> _TASK DETAILS_
Reproduce this listing in full.

## Begin RECORDS SUPPLIED

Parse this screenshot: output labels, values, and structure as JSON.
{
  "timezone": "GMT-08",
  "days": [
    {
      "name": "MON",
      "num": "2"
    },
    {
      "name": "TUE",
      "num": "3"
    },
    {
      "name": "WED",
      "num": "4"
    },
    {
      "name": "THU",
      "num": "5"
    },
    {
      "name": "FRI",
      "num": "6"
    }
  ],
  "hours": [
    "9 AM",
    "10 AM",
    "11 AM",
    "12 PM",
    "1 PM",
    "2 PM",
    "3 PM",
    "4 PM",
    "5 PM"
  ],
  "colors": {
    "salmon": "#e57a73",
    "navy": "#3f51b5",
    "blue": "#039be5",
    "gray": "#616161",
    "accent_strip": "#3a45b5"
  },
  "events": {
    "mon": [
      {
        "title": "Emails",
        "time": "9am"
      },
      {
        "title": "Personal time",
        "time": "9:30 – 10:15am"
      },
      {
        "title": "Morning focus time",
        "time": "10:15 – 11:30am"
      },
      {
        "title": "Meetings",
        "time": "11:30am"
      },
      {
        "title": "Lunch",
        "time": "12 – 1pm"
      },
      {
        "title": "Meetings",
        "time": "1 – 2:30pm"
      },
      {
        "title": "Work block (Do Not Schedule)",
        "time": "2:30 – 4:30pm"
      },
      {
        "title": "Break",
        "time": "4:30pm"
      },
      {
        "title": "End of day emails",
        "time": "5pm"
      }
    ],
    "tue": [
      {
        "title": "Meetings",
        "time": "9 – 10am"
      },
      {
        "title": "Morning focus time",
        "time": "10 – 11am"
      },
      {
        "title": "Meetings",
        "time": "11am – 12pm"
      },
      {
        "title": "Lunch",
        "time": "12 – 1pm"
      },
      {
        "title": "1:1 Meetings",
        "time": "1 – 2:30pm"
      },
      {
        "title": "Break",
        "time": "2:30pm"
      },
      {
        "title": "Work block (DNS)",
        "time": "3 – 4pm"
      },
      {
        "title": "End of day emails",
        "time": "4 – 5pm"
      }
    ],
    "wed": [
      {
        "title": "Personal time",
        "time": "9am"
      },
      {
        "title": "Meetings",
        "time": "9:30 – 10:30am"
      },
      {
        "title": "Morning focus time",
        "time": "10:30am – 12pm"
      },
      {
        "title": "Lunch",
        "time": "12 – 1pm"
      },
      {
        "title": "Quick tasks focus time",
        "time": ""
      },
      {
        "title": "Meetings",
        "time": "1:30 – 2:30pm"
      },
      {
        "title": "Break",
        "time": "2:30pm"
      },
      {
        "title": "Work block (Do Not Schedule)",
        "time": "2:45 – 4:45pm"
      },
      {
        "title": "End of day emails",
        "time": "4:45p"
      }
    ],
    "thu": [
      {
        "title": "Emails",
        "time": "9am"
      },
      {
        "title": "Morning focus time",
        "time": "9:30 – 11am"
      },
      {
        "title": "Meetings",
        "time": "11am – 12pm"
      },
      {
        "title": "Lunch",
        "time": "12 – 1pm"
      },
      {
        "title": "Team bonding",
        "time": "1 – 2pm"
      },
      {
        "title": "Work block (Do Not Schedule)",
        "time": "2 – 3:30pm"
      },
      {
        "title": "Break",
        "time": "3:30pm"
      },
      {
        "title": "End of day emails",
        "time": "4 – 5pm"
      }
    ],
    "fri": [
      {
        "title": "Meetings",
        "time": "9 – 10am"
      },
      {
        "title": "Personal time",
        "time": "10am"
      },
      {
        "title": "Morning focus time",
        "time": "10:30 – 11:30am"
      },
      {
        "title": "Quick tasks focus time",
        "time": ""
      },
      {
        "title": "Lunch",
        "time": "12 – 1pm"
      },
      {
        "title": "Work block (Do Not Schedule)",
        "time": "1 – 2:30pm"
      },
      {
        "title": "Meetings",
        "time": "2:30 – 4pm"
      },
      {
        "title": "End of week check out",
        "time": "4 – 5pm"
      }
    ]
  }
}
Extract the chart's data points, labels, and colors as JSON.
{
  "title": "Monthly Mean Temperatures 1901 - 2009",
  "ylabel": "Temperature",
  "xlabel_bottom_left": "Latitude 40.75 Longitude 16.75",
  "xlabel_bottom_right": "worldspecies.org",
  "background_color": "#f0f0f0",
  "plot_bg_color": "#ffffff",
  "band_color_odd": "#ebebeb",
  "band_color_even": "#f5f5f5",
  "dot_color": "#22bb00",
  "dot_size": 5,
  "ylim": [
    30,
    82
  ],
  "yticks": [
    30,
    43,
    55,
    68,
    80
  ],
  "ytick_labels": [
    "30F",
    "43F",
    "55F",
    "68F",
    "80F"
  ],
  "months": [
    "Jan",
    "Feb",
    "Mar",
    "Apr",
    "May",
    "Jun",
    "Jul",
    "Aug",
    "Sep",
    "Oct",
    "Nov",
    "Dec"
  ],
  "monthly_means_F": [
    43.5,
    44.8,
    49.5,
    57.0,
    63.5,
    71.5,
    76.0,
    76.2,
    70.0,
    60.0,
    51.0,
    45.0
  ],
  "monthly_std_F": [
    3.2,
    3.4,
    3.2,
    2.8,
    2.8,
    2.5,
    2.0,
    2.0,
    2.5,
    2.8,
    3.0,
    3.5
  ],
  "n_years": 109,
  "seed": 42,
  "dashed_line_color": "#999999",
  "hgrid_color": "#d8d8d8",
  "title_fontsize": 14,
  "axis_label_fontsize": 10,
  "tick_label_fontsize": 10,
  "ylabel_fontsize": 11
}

## End RECORDS SUPPLIED

> _RESPONSE TO THIS TASK_
Parse this screenshot: output labels, values, and structure as JSON.
{
  "timezone": "GMT-08",
  "days": [
    {
      "name": "MON",
      "num": "2"
    },
    {
      "name": "TUE",
      "num": "3"
    },
    {
      "name": "WED",
      "num": "4"
    },
    {
      "name": "THU",
      "num": "5"
    },
    {
      "name": "FRI",
      "num": "6"
    }
  ],
  "hours": [
    "9 AM",
    "10 AM",
    "11 AM",
    "12 PM",
    "1 PM",
    "2 PM",
    "3 PM",
    "4 PM",
    "5 PM"
  ],
  "colors": {
    "salmon": "#e57a73",
    "navy": "#3f51b5",
    "blue": "#039be5",
    "gray": "#616161",
    "accent_strip": "#3a45b5"
  },
  "events": {
    "mon": [
      {
        "title": "Emails",
        "time": "9am"
      },
      {
        "title": "Personal time",
        "time": "9:30 – 10:15am"
      },
      {
        "title": "Morning focus time",
        "time": "10:15 – 11:30am"
      },
      {
        "title": "Meetings",
        "time": "11:30am"
      },
      {
        "title": "Lunch",
        "time": "12 – 1pm"
      },
      {
        "title": "Meetings",
        "time": "1 – 2:30pm"
      },
      {
        "title": "Work block (Do Not Schedule)",
        "time": "2:30 – 4:30pm"
      },
      {
        "title": "Break",
        "time": "4:30pm"
      },
      {
        "title": "End of day emails",
        "time": "5pm"
      }
    ],
    "tue": [
      {
        "title": "Meetings",
        "time": "9 – 10am"
      },
      {
        "title": "Morning focus time",
        "time": "10 – 11am"
      },
      {
        "title": "Meetings",
        "time": "11am – 12pm"
      },
      {
        "title": "Lunch",
        "time": "12 – 1pm"
      },
      {
        "title": "1:1 Meetings",
        "time": "1 – 2:30pm"
      },
      {
        "title": "Break",
        "time": "2:30pm"
      },
      {
        "title": "Work block (DNS)",
        "time": "3 – 4pm"
      },
      {
        "title": "End of day emails",
        "time": "4 – 5pm"
      }
    ],
    "wed": [
      {
        "title": "Personal time",
        "time": "9am"
      },
      {
        "title": "Meetings",
        "time": "9:30 – 10:30am"
      },
      {
        "title": "Morning focus time",
        "time": "10:30am – 12pm"
      },
      {
        "title": "Lunch",
        "time": "12 – 1pm"
      },
      {
        "title": "Quick tasks focus time",
        "time": ""
      },
      {
        "title": "Meetings",
        "time": "1:30 – 2:30pm"
      },
      {
        "title": "Break",
        "time": "2:30pm"
      },
      {
        "title": "Work block (Do Not Schedule)",
        "time": "2:45 – 4:45pm"
      },
      {
        "title": "End of day emails",
        "time": "4:45p"
      }
    ],
    "thu": [
      {
        "title": "Emails",
        "time": "9am"
      },
      {
        "title": "Morning focus time",
        "time": "9:30 – 11am"
      },
      {
        "title": "Meetings",
        "time": "11am – 12pm"
      },
      {
        "title": "Lunch",
        "time": "12 – 1pm"
      },
      {
        "title": "Team bonding",
        "time": "1 – 2pm"
      },
      {
        "title": "Work block (Do Not Schedule)",
        "time": "2 – 3:30pm"
      },
      {
        "title": "Break",
        "time": "3:30pm"
      },
      {
        "title": "End of day emails",
        "time": "4 – 5pm"
      }
    ],
    "fri": [
      {
        "title": "Meetings",
        "time": "9 – 10am"
      },
      {
        "title": "Personal time",
        "time": "10am"
      },
      {
        "title": "Morning focus time",
        "time": "10:30 – 11:30am"
      },
      {
        "title": "Quick tasks focus time",
        "time": ""
      },
      {
        "title": "Lunch",
        "time": "12 – 1pm"
      },
      {
        "title": "Work block (Do Not Schedule)",
        "time": "1 – 2:30pm"
      },
      {
        "title": "Meetings",
        "time": "2:30 – 4pm"
      },
      {
        "title": "End of week check out",
        "time": "4 – 5pm"
      }
    ]
  }
}
Extract the chart's data points, labels, and colors as JSON.
{
  "title": "Monthly Mean Temperatures 1901 - 2009",
  "ylabel": "Temperature",
  "xlabel_bottom_left": "Latitude 40.75 Longitude 16.75",
  "xlabel_bottom_right": "worldspecies.org",
  "background_color": "#f0f0f0",
  "plot_bg_color": "#ffffff",
  "band_color_odd": "#ebebeb",
  "band_color_even": "#f5f5f5",
  "dot_color": "#22bb00",
  "dot_size": 5,
  "ylim": [
    30,
    82
  ],
  "yticks": [
    30,
    43,
    55,
    68,
    80
  ],
  "ytick_labels": [
    "30F",
    "43F",
    "55F",
    "68F",
    "80F"
  ],
  "months": [
    "Jan",
    "Feb",
    "Mar",
    "Apr",
    "May",
    "Jun",
    "Jul",
    "Aug",
    "Sep",
    "Oct",
    "Nov",
    "Dec"
  ],
  "monthly_means_F": [
    43.5,
    44.8,
    49.5,
    57.0,
    63.5,
    71.5,
    76.0,
    76.2,
    70.0,
    60.0,
    51.0,
    45.0
  ],
  "monthly_std_F": [
    3.2,
    3.4,
    3.2,
    2.8,
    2.8,
    2.5,
    2.0,
    2.0,
    2.5,
    2.8,
    3.0,
    3.5
  ],
  "n_years": 109,
  "seed": 42,
  "dashed_line_color": "#999999",
  "hgrid_color": "#d8d8d8",
  "title_fontsize": 14,
  "axis_label_fontsize": 10,
  "tick_label_fontsize": 10,
  "ylabel_fontsize": 11
}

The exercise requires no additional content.